* **Text shown**
2015 UK General Election using SQL Server
This tutorial assumes you have access to powershell and sqlcmd or Microsoft SQL Server Management Studio
Contents
Get to the powershell prompt and download the csv
(new-object system.net.webclient).downloadfile("http://researchbriefings.files.parliament.uk/documents/CBP-7186/hocl-ge2015-results-full.csv","$pwd\e2015.csv")
Go into sqlcmd or SSMS and create a table for the results
Here you create a single flat table that can store all of the unnormalised data.

* **Given problem 1**
In the election results tutorial, why does the table-creation step use a single flat table?
* **Given problem 2**
Rewrite the election results tutorial from "2015 UK General" up to and including "the unnormalised data.", changing "powershell" to "PowerShell" wherever it occurs.

* **Data section**
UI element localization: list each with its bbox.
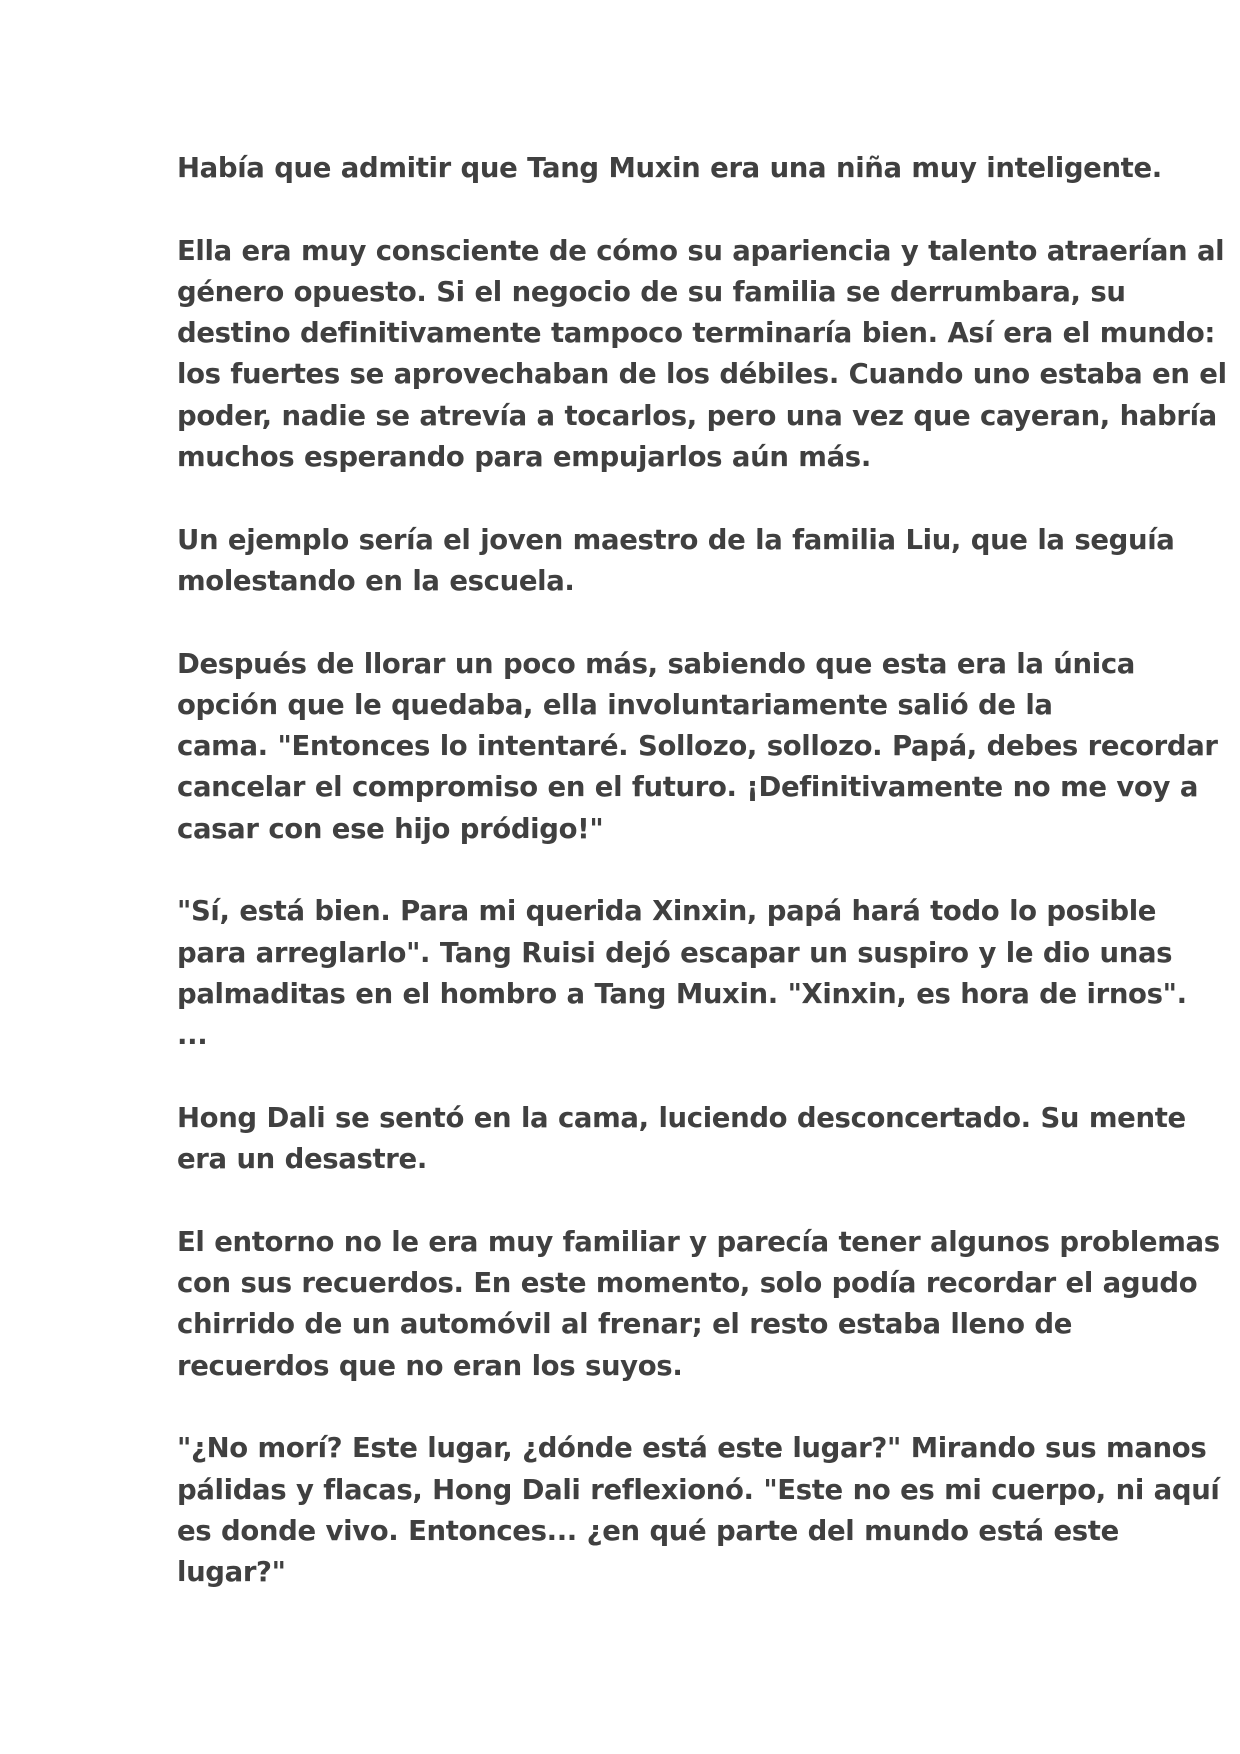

* **Full output 1**
The single flat table can store all of the unnormalised data.

* **Full output 2**
2015 UK General Election using SQL Server
This tutorial assumes you have access to PowerShell and sqlcmd or Microsoft SQL Server Management Studio
Contents
Get to the PowerShell prompt and download the csv
(new-object system.net.webclient).downloadfile("http://researchbriefings.files.parliament.uk/documents/CBP-7186/hocl-ge2015-results-full.csv","$pwd\e2015.csv")
Go into sqlcmd or SSMS and create a table for the results
Here you create a single flat table that can store all of the unnormalised data.